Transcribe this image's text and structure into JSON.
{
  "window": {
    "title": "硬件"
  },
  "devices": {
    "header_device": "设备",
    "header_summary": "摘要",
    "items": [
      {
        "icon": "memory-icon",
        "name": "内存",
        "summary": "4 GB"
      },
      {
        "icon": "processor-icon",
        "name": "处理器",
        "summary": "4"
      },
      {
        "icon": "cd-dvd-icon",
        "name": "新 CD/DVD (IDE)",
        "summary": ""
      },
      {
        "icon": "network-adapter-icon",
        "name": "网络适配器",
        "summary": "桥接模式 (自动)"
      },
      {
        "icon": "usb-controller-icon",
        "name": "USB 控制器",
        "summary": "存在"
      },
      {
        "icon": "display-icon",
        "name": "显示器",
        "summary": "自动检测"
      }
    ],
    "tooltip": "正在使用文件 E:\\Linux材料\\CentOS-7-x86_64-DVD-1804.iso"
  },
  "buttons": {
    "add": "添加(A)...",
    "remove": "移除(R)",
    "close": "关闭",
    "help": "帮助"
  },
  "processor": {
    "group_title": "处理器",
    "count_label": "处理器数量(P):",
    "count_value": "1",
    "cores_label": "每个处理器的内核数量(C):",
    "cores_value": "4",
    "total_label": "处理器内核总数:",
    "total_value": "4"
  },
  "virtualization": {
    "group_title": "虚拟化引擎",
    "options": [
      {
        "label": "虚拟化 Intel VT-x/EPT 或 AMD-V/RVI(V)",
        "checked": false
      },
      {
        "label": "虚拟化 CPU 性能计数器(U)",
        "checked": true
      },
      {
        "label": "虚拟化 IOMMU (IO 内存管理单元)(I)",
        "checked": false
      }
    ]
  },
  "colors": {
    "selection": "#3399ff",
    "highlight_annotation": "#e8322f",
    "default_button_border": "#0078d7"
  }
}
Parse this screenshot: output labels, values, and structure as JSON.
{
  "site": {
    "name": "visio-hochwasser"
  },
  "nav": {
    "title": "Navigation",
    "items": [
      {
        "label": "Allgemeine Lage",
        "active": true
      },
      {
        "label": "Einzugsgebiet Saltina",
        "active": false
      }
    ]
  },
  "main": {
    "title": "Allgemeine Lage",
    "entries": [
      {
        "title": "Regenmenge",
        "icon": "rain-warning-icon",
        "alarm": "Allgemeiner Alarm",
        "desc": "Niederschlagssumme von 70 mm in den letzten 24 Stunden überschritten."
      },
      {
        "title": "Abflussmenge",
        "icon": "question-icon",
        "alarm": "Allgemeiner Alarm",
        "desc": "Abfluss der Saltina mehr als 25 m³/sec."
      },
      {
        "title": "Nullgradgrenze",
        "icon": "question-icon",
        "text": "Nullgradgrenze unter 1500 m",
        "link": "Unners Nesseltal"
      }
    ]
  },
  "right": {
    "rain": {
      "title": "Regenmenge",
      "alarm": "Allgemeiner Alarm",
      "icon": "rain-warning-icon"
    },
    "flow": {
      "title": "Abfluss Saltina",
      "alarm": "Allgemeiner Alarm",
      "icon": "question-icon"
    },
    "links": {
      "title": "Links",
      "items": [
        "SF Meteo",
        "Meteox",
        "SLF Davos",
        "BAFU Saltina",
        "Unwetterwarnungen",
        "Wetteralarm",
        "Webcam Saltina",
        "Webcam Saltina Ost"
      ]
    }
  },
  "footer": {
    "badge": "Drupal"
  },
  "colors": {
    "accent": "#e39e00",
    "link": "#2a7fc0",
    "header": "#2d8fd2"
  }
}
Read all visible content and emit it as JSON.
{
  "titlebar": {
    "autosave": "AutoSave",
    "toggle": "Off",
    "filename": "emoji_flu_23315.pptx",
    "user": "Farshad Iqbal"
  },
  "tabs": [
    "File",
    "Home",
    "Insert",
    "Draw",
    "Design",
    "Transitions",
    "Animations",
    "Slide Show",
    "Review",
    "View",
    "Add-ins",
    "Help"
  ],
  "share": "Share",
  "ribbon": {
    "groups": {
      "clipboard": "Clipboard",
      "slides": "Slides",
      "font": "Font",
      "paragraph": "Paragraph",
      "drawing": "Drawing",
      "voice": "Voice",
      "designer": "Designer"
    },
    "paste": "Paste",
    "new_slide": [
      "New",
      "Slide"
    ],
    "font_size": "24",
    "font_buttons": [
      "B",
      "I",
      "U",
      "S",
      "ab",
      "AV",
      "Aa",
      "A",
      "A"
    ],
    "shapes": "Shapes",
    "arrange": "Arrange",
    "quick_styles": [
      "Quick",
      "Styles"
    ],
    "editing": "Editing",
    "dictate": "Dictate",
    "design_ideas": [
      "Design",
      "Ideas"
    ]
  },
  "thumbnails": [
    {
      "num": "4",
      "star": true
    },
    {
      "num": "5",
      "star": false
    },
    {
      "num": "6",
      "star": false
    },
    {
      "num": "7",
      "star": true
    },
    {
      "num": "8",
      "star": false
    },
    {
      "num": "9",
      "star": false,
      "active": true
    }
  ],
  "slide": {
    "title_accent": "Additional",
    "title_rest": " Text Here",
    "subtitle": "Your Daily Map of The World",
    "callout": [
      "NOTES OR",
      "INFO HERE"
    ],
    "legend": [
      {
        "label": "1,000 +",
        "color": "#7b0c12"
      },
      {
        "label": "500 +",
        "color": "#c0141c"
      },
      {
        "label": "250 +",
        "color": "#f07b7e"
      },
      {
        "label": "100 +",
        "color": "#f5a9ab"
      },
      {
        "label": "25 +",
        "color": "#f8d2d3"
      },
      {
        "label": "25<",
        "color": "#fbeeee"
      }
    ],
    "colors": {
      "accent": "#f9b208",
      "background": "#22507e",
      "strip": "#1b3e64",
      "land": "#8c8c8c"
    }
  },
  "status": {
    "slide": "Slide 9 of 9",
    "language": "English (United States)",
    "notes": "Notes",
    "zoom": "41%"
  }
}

※ ※ ※

All of the records must be repeated exactly.

▸ Reply
Transcribe this image's text and structure into JSON.
{
  "window": {
    "title": "硬件"
  },
  "devices": {
    "header_device": "设备",
    "header_summary": "摘要",
    "items": [
      {
        "icon": "memory-icon",
        "name": "内存",
        "summary": "4 GB"
      },
      {
        "icon": "processor-icon",
        "name": "处理器",
        "summary": "4"
      },
      {
        "icon": "cd-dvd-icon",
        "name": "新 CD/DVD (IDE)",
        "summary": ""
      },
      {
        "icon": "network-adapter-icon",
        "name": "网络适配器",
        "summary": "桥接模式 (自动)"
      },
      {
        "icon": "usb-controller-icon",
        "name": "USB 控制器",
        "summary": "存在"
      },
      {
        "icon": "display-icon",
        "name": "显示器",
        "summary": "自动检测"
      }
    ],
    "tooltip": "正在使用文件 E:\\Linux材料\\CentOS-7-x86_64-DVD-1804.iso"
  },
  "buttons": {
    "add": "添加(A)...",
    "remove": "移除(R)",
    "close": "关闭",
    "help": "帮助"
  },
  "processor": {
    "group_title": "处理器",
    "count_label": "处理器数量(P):",
    "count_value": "1",
    "cores_label": "每个处理器的内核数量(C):",
    "cores_value": "4",
    "total_label": "处理器内核总数:",
    "total_value": "4"
  },
  "virtualization": {
    "group_title": "虚拟化引擎",
    "options": [
      {
        "label": "虚拟化 Intel VT-x/EPT 或 AMD-V/RVI(V)",
        "checked": false
      },
      {
        "label": "虚拟化 CPU 性能计数器(U)",
        "checked": true
      },
      {
        "label": "虚拟化 IOMMU (IO 内存管理单元)(I)",
        "checked": false
      }
    ]
  },
  "colors": {
    "selection": "#3399ff",
    "highlight_annotation": "#e8322f",
    "default_button_border": "#0078d7"
  }
}
Parse this screenshot: output labels, values, and structure as JSON.
{
  "site": {
    "name": "visio-hochwasser"
  },
  "nav": {
    "title": "Navigation",
    "items": [
      {
        "label": "Allgemeine Lage",
        "active": true
      },
      {
        "label": "Einzugsgebiet Saltina",
        "active": false
      }
    ]
  },
  "main": {
    "title": "Allgemeine Lage",
    "entries": [
      {
        "title": "Regenmenge",
        "icon": "rain-warning-icon",
        "alarm": "Allgemeiner Alarm",
        "desc": "Niederschlagssumme von 70 mm in den letzten 24 Stunden überschritten."
      },
      {
        "title": "Abflussmenge",
        "icon": "question-icon",
        "alarm": "Allgemeiner Alarm",
        "desc": "Abfluss der Saltina mehr als 25 m³/sec."
      },
      {
        "title": "Nullgradgrenze",
        "icon": "question-icon",
        "text": "Nullgradgrenze unter 1500 m",
        "link": "Unners Nesseltal"
      }
    ]
  },
  "right": {
    "rain": {
      "title": "Regenmenge",
      "alarm": "Allgemeiner Alarm",
      "icon": "rain-warning-icon"
    },
    "flow": {
      "title": "Abfluss Saltina",
      "alarm": "Allgemeiner Alarm",
      "icon": "question-icon"
    },
    "links": {
      "title": "Links",
      "items": [
        "SF Meteo",
        "Meteox",
        "SLF Davos",
        "BAFU Saltina",
        "Unwetterwarnungen",
        "Wetteralarm",
        "Webcam Saltina",
        "Webcam Saltina Ost"
      ]
    }
  },
  "footer": {
    "badge": "Drupal"
  },
  "colors": {
    "accent": "#e39e00",
    "link": "#2a7fc0",
    "header": "#2d8fd2"
  }
}
Read all visible content and emit it as JSON.
{
  "titlebar": {
    "autosave": "AutoSave",
    "toggle": "Off",
    "filename": "emoji_flu_23315.pptx",
    "user": "Farshad Iqbal"
  },
  "tabs": [
    "File",
    "Home",
    "Insert",
    "Draw",
    "Design",
    "Transitions",
    "Animations",
    "Slide Show",
    "Review",
    "View",
    "Add-ins",
    "Help"
  ],
  "share": "Share",
  "ribbon": {
    "groups": {
      "clipboard": "Clipboard",
      "slides": "Slides",
      "font": "Font",
      "paragraph": "Paragraph",
      "drawing": "Drawing",
      "voice": "Voice",
      "designer": "Designer"
    },
    "paste": "Paste",
    "new_slide": [
      "New",
      "Slide"
    ],
    "font_size": "24",
    "font_buttons": [
      "B",
      "I",
      "U",
      "S",
      "ab",
      "AV",
      "Aa",
      "A",
      "A"
    ],
    "shapes": "Shapes",
    "arrange": "Arrange",
    "quick_styles": [
      "Quick",
      "Styles"
    ],
    "editing": "Editing",
    "dictate": "Dictate",
    "design_ideas": [
      "Design",
      "Ideas"
    ]
  },
  "thumbnails": [
    {
      "num": "4",
      "star": true
    },
    {
      "num": "5",
      "star": false
    },
    {
      "num": "6",
      "star": false
    },
    {
      "num": "7",
      "star": true
    },
    {
      "num": "8",
      "star": false
    },
    {
      "num": "9",
      "star": false,
      "active": true
    }
  ],
  "slide": {
    "title_accent": "Additional",
    "title_rest": " Text Here",
    "subtitle": "Your Daily Map of The World",
    "callout": [
      "NOTES OR",
      "INFO HERE"
    ],
    "legend": [
      {
        "label": "1,000 +",
        "color": "#7b0c12"
      },
      {
        "label": "500 +",
        "color": "#c0141c"
      },
      {
        "label": "250 +",
        "color": "#f07b7e"
      },
      {
        "label": "100 +",
        "color": "#f5a9ab"
      },
      {
        "label": "25 +",
        "color": "#f8d2d3"
      },
      {
        "label": "25<",
        "color": "#fbeeee"
      }
    ],
    "colors": {
      "accent": "#f9b208",
      "background": "#22507e",
      "strip": "#1b3e64",
      "land": "#8c8c8c"
    }
  },
  "status": {
    "slide": "Slide 9 of 9",
    "language": "English (United States)",
    "notes": "Notes",
    "zoom": "41%"
  }
}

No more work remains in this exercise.